- Exercise directions
Where does the string "绝缘介质" appear? Copy every line of the entries below that holds it.

(Stored data)
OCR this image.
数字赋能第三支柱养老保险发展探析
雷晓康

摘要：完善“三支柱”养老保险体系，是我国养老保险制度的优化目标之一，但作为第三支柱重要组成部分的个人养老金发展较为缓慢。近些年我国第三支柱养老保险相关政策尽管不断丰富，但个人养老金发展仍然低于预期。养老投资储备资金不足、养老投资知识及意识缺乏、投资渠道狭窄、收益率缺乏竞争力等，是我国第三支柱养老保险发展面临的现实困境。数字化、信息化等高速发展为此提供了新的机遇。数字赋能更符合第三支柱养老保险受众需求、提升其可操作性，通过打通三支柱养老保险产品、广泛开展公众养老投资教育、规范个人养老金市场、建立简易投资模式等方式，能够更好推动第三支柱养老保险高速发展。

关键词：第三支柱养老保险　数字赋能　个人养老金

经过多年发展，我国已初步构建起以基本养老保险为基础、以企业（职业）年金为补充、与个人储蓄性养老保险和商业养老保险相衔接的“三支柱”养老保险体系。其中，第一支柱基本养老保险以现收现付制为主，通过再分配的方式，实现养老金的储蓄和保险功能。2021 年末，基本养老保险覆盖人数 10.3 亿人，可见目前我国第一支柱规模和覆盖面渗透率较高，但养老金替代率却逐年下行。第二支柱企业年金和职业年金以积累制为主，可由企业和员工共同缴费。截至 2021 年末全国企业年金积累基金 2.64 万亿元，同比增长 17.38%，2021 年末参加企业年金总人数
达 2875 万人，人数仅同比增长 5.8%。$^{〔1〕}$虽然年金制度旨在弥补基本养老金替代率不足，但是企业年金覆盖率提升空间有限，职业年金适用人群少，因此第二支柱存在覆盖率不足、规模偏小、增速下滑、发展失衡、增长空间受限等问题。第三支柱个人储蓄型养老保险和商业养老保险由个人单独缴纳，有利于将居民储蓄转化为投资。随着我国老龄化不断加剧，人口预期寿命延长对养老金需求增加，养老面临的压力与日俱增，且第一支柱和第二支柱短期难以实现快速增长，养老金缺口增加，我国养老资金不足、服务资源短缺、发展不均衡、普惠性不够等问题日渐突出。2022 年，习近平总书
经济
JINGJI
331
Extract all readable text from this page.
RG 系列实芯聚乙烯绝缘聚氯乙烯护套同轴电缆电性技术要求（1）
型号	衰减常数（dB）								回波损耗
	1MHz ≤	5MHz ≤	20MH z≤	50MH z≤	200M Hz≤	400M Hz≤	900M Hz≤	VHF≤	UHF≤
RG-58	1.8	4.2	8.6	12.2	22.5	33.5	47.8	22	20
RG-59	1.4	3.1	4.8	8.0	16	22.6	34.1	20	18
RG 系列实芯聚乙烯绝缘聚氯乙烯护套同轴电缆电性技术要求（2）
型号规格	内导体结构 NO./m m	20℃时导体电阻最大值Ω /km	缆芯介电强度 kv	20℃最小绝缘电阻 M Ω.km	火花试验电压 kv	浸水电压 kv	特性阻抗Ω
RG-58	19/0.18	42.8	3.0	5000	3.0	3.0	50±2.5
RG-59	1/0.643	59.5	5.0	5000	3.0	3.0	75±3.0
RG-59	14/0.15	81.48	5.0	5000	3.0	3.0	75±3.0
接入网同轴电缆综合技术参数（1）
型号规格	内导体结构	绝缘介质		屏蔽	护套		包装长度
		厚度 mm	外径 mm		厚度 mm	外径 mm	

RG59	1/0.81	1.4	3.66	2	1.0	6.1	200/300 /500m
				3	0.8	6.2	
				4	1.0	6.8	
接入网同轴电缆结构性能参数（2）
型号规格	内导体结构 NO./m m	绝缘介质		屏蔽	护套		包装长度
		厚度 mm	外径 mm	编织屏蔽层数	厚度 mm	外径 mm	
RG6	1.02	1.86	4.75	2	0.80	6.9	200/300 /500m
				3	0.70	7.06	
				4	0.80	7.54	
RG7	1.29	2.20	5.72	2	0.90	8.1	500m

- Task result
型号规格	内导体结构	绝缘介质		屏蔽	护套		包装长度
型号规格	内导体结构 NO./m m	绝缘介质		屏蔽	护套		包装长度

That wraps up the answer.